■ **TEXT PROVIDED**
---*---
For the record: A Banach space $X$ has the Banach-Saks property if given a bounded sequence $(x_n)$ in $X$ there is a subsequence $(y_n)$ of $(x_n)$ such that the sequence $(\sigma_n)=(n^{-1}\sum\limits_{k=1}^n y_k)$ is norm convergent.

In Diestel's Sequences and Series in Banach spaces, the following outline for the proof that a Banach space with the Banach-Saks property is reflexive is given:

1) The Banach-Saks property is an isomorphic invariant.

2) If $X$ has the Banach-Saks property, then so do all of its closed linear subspaces.

3) $\ell_1$ does not have the Banach-Saks property.

4) If $(x_n)$ is weakly Cauchy and if ${\rm norm }\,\,\lim\limits_{n\rightarrow\infty} n^{-1} \sum\limits_{i=1}^n x_n$ exists, then $(x_n)$ is weakly convergent.

5) Conclude that a space with the Banach Saks property is reflexive.
---*---
■ **EXTRACTED INFORMATION**
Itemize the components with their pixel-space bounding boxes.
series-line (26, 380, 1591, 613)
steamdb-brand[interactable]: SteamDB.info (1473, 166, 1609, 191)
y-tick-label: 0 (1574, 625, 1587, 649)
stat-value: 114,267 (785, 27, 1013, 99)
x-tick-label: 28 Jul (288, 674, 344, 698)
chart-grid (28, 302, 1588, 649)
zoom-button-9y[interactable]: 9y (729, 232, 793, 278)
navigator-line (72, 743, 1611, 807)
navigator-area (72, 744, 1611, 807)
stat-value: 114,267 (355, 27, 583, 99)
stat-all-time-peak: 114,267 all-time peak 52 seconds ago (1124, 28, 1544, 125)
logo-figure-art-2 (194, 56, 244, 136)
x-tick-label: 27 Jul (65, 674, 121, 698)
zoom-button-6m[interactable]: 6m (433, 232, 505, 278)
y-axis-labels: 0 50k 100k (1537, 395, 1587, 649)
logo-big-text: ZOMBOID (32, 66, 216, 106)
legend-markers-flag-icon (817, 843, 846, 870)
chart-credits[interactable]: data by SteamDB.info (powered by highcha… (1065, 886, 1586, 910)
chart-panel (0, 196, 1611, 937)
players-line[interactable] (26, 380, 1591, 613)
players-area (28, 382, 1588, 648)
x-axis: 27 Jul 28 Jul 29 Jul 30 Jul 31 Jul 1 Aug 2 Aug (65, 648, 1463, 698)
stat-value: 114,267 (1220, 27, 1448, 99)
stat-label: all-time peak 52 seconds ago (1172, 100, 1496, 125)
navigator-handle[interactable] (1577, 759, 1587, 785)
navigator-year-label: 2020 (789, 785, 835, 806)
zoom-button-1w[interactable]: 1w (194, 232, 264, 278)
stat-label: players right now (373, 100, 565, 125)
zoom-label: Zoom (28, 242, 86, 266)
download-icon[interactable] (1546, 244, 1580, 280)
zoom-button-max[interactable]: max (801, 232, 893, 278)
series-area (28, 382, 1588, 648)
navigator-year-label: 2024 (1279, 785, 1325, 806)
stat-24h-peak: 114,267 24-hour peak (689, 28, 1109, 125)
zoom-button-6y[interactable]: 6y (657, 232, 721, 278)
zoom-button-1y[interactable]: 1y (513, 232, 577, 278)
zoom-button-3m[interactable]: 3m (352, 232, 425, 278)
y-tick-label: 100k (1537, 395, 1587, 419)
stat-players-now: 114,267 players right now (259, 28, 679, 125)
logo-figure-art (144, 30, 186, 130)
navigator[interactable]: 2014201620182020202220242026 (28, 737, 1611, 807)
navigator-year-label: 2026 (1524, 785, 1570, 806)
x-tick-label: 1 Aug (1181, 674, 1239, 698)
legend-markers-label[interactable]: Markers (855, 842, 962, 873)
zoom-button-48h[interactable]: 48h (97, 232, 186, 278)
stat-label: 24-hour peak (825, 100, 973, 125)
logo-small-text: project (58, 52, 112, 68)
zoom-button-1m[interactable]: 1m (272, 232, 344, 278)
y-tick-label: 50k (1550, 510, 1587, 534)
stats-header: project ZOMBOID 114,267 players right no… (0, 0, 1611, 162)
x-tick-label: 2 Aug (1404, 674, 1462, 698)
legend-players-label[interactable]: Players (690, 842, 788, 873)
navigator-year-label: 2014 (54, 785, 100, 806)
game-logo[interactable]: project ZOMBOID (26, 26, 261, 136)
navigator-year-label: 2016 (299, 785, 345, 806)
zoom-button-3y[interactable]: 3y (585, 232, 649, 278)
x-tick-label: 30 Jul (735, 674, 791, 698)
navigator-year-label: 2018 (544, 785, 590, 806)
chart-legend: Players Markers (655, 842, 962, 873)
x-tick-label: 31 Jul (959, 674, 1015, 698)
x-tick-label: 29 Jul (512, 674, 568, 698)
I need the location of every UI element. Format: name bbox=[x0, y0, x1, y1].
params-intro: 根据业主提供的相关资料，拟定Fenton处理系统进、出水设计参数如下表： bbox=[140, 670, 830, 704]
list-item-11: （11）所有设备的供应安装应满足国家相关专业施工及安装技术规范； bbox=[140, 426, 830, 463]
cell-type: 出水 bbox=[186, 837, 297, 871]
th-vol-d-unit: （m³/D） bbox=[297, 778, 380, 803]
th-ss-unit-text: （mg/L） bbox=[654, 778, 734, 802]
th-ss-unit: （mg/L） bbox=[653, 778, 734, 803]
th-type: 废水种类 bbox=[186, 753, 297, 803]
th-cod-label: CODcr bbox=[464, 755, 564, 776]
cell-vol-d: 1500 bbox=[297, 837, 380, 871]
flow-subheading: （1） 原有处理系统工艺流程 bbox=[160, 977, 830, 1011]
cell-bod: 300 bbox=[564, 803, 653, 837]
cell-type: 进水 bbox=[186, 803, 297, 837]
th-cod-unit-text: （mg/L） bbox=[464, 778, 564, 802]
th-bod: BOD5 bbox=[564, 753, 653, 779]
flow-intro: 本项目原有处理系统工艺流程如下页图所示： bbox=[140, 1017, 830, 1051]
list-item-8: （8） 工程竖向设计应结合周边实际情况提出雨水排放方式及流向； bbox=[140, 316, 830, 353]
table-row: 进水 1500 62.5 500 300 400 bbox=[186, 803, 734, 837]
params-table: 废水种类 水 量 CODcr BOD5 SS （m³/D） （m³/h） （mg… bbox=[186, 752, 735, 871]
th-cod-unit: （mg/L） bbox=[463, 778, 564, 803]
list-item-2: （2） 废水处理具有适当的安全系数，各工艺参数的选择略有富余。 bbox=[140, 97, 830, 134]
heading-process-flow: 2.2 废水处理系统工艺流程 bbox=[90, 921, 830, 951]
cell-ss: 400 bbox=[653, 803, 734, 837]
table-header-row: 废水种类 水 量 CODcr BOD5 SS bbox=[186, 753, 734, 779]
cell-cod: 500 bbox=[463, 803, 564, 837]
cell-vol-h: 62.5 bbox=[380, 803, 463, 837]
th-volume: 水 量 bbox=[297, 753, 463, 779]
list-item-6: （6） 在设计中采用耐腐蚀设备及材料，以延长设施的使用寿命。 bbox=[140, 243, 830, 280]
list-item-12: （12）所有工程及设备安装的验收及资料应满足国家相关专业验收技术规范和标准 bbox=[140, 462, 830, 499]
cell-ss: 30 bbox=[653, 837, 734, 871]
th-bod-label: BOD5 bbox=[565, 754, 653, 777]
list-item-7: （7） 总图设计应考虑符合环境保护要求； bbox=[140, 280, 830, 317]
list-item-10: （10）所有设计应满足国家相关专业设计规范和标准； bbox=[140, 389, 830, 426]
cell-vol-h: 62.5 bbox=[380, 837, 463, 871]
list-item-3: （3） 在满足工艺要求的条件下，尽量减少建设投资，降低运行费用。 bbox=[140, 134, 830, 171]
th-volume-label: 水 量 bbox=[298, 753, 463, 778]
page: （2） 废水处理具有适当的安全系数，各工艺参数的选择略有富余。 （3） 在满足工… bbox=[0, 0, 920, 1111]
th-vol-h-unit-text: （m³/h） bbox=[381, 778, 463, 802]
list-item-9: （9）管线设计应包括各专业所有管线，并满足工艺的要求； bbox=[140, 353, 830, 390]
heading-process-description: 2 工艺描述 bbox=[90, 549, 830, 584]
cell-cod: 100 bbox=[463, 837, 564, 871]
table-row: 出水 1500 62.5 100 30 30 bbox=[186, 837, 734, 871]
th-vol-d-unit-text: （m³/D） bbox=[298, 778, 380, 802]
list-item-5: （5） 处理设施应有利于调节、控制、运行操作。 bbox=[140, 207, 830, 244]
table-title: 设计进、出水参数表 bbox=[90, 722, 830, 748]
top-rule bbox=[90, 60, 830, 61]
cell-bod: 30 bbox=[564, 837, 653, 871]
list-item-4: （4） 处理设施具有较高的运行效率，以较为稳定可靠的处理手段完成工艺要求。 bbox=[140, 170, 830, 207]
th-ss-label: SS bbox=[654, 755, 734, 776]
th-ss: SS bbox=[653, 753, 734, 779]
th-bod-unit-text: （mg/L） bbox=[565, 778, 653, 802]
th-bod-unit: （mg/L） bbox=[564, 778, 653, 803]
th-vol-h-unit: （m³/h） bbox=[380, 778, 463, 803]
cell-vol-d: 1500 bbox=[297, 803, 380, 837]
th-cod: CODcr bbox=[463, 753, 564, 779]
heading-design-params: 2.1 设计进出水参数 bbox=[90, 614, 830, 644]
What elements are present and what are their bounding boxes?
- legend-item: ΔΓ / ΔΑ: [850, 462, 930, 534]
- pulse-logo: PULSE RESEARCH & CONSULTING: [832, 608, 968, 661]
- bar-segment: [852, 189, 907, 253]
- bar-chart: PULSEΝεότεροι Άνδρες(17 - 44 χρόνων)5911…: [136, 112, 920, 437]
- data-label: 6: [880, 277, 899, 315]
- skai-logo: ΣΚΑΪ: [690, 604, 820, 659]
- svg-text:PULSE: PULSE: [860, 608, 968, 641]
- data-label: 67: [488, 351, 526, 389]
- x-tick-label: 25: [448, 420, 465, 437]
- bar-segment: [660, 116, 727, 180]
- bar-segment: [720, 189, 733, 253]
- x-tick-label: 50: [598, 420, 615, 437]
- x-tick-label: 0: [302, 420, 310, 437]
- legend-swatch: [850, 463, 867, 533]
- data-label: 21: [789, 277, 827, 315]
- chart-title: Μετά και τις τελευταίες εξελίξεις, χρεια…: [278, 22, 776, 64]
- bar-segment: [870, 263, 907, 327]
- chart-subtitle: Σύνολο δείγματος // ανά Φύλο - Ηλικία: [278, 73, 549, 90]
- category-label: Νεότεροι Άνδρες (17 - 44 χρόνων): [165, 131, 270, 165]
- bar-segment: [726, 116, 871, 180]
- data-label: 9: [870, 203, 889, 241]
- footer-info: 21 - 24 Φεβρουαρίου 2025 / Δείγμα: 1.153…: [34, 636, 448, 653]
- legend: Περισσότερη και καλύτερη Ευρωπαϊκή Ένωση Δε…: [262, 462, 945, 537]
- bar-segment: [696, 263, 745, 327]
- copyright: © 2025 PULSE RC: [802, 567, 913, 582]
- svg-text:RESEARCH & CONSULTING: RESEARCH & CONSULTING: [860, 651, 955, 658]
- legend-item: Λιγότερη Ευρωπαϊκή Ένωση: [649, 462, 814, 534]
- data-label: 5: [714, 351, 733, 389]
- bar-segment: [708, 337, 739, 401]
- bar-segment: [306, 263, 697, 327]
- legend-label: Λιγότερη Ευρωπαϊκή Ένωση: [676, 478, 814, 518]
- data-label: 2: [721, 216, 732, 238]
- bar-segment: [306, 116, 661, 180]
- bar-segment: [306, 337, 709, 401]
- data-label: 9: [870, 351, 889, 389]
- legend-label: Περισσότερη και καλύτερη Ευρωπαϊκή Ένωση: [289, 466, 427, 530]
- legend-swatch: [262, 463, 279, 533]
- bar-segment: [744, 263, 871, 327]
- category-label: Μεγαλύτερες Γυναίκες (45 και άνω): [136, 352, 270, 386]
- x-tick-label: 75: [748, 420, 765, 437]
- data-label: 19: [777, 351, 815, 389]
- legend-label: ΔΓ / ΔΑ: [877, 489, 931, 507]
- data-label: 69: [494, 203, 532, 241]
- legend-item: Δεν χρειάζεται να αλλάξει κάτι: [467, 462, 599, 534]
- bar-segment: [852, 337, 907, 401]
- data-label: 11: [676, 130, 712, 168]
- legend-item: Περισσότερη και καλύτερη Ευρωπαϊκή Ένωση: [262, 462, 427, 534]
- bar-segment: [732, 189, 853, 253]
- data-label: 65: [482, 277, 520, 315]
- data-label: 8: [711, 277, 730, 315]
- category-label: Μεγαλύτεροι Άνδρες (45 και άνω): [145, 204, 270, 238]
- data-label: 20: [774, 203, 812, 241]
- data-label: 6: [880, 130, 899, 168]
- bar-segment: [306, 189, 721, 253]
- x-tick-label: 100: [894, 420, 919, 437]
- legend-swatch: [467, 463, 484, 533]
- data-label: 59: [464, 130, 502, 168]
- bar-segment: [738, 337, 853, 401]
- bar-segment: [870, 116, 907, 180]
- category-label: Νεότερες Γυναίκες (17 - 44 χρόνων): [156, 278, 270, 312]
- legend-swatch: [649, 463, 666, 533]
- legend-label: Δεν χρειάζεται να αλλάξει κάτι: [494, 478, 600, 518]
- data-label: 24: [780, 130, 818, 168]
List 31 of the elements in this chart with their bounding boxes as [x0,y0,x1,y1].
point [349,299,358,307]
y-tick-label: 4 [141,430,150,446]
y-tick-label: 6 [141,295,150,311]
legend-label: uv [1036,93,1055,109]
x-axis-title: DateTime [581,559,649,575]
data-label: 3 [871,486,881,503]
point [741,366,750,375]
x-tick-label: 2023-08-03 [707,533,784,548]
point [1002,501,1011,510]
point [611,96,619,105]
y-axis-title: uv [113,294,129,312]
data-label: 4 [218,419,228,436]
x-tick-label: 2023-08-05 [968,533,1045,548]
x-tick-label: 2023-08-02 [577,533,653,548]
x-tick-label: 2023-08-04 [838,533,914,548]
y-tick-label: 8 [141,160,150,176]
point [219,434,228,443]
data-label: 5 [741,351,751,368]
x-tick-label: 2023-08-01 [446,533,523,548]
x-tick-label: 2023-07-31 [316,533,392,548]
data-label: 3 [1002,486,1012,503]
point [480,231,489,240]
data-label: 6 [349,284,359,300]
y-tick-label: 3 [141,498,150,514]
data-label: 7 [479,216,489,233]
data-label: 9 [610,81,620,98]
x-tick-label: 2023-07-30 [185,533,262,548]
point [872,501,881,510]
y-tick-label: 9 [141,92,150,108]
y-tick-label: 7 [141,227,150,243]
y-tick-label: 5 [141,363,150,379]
---*---
■ **TASK A**
Answer these questions from the excerpt on the Banach-Saks property, one line each:
(i) Under the definition, what must be norm convergent for a space to have the Banach-Saks property?
(ii) In which book is the proof outline given?
(iii) Which space does the outline say lacks the Banach-Saks property?
■ **TASK B**
Summarize the excerpt on the Banach-Saks property in two sentences.
■ **TASK C**
Go on with the excerpt on the Banach-Saks property from the point where it ends.

■ **WRITTEN ANSWER A**
(i) The sequence of averages $(\sigma_n)=(n^{-1}\sum_{k=1}^n y_k)$ formed from some subsequence $(y_n)$ of a given bounded sequence.
(ii) Diestel's Sequences and Series in Banach spaces.
(iii) $\ell_1$.

■ **WRITTEN ANSWER B**
A Banach space has the Banach-Saks property if every bounded sequence in it has a subsequence whose running averages converge in norm. Diestel's Sequences and Series in Banach spaces outlines a proof that such a space is reflexive in five steps: the property is an isomorphic invariant, it passes to closed linear subspaces, $\ell_1$ lacks it, a weakly Cauchy sequence whose averages have a norm limit is weakly convergent, and from these steps reflexivity follows.

■ **WRITTEN ANSWER C**
Note by Rosenthal's $\ell_1$ theorem (Every bounded sequence in the Banach space $X$ has a weakly Cauchy subsequence if and only if $X$ contains no isomorphic copy of $\ell_1$), if $X$ has the Banach-Saks property, then by 1), 2), and 3), every bounded sequence has a weakly Cauchy subsequence. From 4), then, it follows that every bounded sequence in $X$ has a weakly convergent subsequence. Thus, the unit ball of $X$ is weakly compact by the Eberlein-Smulian Theorem; and so $X$ is reflexive.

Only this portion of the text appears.